### SUPPLIED RECORDS
▽
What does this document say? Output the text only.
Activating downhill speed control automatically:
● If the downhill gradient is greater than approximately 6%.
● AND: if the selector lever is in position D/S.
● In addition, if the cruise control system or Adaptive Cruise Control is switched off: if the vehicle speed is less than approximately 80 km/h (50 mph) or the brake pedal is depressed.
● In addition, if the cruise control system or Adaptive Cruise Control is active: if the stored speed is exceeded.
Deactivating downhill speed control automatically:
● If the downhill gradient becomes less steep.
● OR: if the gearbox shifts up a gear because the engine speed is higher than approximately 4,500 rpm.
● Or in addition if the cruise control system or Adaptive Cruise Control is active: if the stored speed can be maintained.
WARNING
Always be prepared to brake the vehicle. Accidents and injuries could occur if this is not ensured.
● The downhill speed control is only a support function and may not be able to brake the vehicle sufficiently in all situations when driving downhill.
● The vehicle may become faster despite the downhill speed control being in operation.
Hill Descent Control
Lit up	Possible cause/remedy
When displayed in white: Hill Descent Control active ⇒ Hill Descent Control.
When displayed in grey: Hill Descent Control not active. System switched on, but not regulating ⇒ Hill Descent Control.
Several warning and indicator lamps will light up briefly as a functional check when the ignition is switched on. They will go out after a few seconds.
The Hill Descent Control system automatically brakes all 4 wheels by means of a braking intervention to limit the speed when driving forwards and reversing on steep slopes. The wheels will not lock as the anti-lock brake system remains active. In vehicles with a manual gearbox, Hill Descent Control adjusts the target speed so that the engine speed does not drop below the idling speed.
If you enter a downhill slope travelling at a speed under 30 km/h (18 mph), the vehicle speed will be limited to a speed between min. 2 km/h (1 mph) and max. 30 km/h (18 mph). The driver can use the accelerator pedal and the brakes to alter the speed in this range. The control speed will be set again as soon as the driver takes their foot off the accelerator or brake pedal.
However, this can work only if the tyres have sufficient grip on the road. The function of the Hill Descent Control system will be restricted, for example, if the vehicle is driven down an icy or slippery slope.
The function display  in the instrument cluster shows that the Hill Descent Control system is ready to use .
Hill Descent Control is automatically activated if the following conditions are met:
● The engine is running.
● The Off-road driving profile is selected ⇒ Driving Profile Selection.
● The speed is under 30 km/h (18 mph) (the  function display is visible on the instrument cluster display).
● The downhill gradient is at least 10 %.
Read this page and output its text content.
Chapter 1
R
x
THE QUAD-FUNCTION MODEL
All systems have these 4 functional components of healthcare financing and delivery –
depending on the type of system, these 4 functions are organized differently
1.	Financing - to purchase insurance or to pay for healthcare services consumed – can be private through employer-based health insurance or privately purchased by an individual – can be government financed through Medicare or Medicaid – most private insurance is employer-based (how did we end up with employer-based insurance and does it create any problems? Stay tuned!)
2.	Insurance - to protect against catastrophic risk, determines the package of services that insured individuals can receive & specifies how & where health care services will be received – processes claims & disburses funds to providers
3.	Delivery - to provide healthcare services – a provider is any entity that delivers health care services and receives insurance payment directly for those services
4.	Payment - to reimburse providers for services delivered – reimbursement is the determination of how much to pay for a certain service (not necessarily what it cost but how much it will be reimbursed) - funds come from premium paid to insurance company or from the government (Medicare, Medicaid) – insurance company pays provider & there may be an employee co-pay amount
△
### STATED EXERCISE
Write out all of the records above exactly as they appear.

### SOLUTION TO THIS PROBLEM
What does this document say? Output the text only.
Activating downhill speed control automatically:
● If the downhill gradient is greater than approximately 6%.
● AND: if the selector lever is in position D/S.
● In addition, if the cruise control system or Adaptive Cruise Control is switched off: if the vehicle speed is less than approximately 80 km/h (50 mph) or the brake pedal is depressed.
● In addition, if the cruise control system or Adaptive Cruise Control is active: if the stored speed is exceeded.
Deactivating downhill speed control automatically:
● If the downhill gradient becomes less steep.
● OR: if the gearbox shifts up a gear because the engine speed is higher than approximately 4,500 rpm.
● Or in addition if the cruise control system or Adaptive Cruise Control is active: if the stored speed can be maintained.
WARNING
Always be prepared to brake the vehicle. Accidents and injuries could occur if this is not ensured.
● The downhill speed control is only a support function and may not be able to brake the vehicle sufficiently in all situations when driving downhill.
● The vehicle may become faster despite the downhill speed control being in operation.
Hill Descent Control
Lit up	Possible cause/remedy
When displayed in white: Hill Descent Control active ⇒ Hill Descent Control.
When displayed in grey: Hill Descent Control not active. System switched on, but not regulating ⇒ Hill Descent Control.
Several warning and indicator lamps will light up briefly as a functional check when the ignition is switched on. They will go out after a few seconds.
The Hill Descent Control system automatically brakes all 4 wheels by means of a braking intervention to limit the speed when driving forwards and reversing on steep slopes. The wheels will not lock as the anti-lock brake system remains active. In vehicles with a manual gearbox, Hill Descent Control adjusts the target speed so that the engine speed does not drop below the idling speed.
If you enter a downhill slope travelling at a speed under 30 km/h (18 mph), the vehicle speed will be limited to a speed between min. 2 km/h (1 mph) and max. 30 km/h (18 mph). The driver can use the accelerator pedal and the brakes to alter the speed in this range. The control speed will be set again as soon as the driver takes their foot off the accelerator or brake pedal.
However, this can work only if the tyres have sufficient grip on the road. The function of the Hill Descent Control system will be restricted, for example, if the vehicle is driven down an icy or slippery slope.
The function display  in the instrument cluster shows that the Hill Descent Control system is ready to use .
Hill Descent Control is automatically activated if the following conditions are met:
● The engine is running.
● The Off-road driving profile is selected ⇒ Driving Profile Selection.
● The speed is under 30 km/h (18 mph) (the  function display is visible on the instrument cluster display).
● The downhill gradient is at least 10 %.
Read this page and output its text content.
Chapter 1
R
x
THE QUAD-FUNCTION MODEL
All systems have these 4 functional components of healthcare financing and delivery –
depending on the type of system, these 4 functions are organized differently
1.	Financing - to purchase insurance or to pay for healthcare services consumed – can be private through employer-based health insurance or privately purchased by an individual – can be government financed through Medicare or Medicaid – most private insurance is employer-based (how did we end up with employer-based insurance and does it create any problems? Stay tuned!)
2.	Insurance - to protect against catastrophic risk, determines the package of services that insured individuals can receive & specifies how & where health care services will be received – processes claims & disburses funds to providers
3.	Delivery - to provide healthcare services – a provider is any entity that delivers health care services and receives insurance payment directly for those services
4.	Payment - to reimburse providers for services delivered – reimbursement is the determination of how much to pay for a certain service (not necessarily what it cost but how much it will be reimbursed) - funds come from premium paid to insurance company or from the government (Medicare, Medicaid) – insurance company pays provider & there may be an employee co-pay amount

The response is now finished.